Part of a data file
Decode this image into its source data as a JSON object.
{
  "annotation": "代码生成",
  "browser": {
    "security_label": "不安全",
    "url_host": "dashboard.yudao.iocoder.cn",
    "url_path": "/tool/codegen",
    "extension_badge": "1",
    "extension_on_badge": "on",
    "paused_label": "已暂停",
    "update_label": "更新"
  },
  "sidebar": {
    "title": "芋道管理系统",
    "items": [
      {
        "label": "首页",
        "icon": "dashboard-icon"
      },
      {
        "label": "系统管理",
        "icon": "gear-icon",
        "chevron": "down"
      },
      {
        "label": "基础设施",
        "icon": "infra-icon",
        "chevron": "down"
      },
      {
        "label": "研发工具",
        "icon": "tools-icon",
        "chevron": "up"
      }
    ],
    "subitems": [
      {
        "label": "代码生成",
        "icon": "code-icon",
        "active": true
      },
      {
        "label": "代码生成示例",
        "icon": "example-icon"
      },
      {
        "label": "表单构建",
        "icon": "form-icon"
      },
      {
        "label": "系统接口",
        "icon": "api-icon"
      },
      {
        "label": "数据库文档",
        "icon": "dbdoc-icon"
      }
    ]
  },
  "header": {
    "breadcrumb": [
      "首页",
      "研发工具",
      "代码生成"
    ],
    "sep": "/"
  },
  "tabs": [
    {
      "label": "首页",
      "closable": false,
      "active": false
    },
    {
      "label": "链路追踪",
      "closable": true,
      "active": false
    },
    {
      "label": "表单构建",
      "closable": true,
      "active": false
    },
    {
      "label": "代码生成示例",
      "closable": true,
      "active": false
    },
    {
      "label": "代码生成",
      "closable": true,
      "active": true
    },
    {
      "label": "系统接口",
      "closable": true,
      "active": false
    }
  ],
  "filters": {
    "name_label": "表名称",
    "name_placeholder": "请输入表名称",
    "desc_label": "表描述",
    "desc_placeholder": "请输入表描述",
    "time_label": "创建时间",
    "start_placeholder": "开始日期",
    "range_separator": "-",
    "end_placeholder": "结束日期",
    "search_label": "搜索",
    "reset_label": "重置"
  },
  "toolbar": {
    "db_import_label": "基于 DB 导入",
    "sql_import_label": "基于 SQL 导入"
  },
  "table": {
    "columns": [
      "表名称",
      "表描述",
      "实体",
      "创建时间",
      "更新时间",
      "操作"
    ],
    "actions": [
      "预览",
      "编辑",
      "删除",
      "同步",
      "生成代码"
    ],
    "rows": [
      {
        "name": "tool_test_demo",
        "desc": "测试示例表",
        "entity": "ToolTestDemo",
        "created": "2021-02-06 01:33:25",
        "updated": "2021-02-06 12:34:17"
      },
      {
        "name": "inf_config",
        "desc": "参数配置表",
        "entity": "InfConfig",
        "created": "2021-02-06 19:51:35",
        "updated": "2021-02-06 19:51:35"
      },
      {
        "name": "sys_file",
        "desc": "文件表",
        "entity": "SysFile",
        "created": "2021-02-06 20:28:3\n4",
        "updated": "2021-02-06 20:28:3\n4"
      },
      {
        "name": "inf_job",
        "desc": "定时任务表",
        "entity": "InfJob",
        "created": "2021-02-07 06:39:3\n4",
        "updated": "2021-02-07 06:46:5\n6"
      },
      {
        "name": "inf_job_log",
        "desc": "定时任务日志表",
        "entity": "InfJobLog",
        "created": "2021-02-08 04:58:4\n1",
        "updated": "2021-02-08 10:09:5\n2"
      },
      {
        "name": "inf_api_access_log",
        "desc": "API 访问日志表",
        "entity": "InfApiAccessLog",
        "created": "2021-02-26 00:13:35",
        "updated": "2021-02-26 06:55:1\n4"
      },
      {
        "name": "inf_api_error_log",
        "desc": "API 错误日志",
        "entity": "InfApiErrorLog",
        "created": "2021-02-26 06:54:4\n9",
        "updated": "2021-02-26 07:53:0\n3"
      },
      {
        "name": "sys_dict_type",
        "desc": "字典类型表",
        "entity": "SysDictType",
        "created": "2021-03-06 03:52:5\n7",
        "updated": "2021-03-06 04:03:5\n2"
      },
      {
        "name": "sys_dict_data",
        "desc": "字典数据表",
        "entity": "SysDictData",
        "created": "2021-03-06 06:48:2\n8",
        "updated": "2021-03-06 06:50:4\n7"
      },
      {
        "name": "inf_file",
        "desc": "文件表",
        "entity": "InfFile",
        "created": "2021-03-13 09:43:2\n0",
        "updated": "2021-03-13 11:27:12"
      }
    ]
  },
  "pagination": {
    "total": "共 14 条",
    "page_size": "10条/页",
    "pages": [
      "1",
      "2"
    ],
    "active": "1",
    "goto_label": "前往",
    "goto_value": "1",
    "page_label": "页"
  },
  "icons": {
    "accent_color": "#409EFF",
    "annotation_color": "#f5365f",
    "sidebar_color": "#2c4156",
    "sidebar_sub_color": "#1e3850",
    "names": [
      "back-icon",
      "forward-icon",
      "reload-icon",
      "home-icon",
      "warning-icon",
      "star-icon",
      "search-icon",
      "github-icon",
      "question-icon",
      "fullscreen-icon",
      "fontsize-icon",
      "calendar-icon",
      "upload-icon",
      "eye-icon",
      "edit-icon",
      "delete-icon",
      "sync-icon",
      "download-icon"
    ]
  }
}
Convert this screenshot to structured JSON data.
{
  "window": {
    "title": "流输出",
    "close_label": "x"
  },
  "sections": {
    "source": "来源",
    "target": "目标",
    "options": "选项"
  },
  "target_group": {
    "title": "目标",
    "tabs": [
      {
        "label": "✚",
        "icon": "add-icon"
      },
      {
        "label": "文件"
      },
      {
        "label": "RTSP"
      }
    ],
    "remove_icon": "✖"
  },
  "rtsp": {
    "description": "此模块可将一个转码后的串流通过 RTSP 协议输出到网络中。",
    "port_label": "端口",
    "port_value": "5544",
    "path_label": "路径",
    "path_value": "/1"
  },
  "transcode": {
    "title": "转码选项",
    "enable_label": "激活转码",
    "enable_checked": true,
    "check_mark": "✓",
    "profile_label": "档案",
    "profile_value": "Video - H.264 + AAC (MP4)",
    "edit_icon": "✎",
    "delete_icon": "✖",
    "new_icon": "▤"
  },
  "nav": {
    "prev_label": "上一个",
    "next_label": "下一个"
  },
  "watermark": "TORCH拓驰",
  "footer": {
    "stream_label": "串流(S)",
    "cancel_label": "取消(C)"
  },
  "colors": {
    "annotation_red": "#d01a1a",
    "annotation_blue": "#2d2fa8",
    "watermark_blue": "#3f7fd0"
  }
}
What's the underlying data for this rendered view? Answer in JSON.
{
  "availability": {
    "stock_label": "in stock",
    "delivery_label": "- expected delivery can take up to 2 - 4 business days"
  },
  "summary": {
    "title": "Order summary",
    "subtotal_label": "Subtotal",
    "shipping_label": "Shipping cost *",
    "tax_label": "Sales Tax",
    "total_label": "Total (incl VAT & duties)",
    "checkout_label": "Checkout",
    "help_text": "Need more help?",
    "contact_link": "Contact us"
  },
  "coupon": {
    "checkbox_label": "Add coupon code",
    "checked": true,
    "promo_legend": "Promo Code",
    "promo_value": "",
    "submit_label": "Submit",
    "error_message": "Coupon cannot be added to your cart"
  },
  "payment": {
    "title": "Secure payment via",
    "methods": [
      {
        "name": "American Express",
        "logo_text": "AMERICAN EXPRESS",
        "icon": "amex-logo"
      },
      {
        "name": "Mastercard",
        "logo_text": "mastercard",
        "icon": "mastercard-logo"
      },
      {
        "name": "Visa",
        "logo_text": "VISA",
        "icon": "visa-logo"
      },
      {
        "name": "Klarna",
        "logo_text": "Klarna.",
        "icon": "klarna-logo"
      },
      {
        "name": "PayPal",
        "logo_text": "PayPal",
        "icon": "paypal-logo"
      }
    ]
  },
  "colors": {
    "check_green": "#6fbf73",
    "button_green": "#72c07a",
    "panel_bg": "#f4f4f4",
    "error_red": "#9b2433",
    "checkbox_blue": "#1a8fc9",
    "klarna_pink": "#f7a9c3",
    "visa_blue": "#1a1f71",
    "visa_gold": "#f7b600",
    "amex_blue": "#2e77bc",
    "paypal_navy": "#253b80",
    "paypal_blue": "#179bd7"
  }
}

# GOAL:
Which lines include "title"? Copy each of them out.

# RESULT OF THIS TASK:
    "title": "芋道管理系统",
    "title": "流输出",
    "title": "目标",
    "title": "转码选项",
    "title": "Order summary",
    "title": "Secure payment via",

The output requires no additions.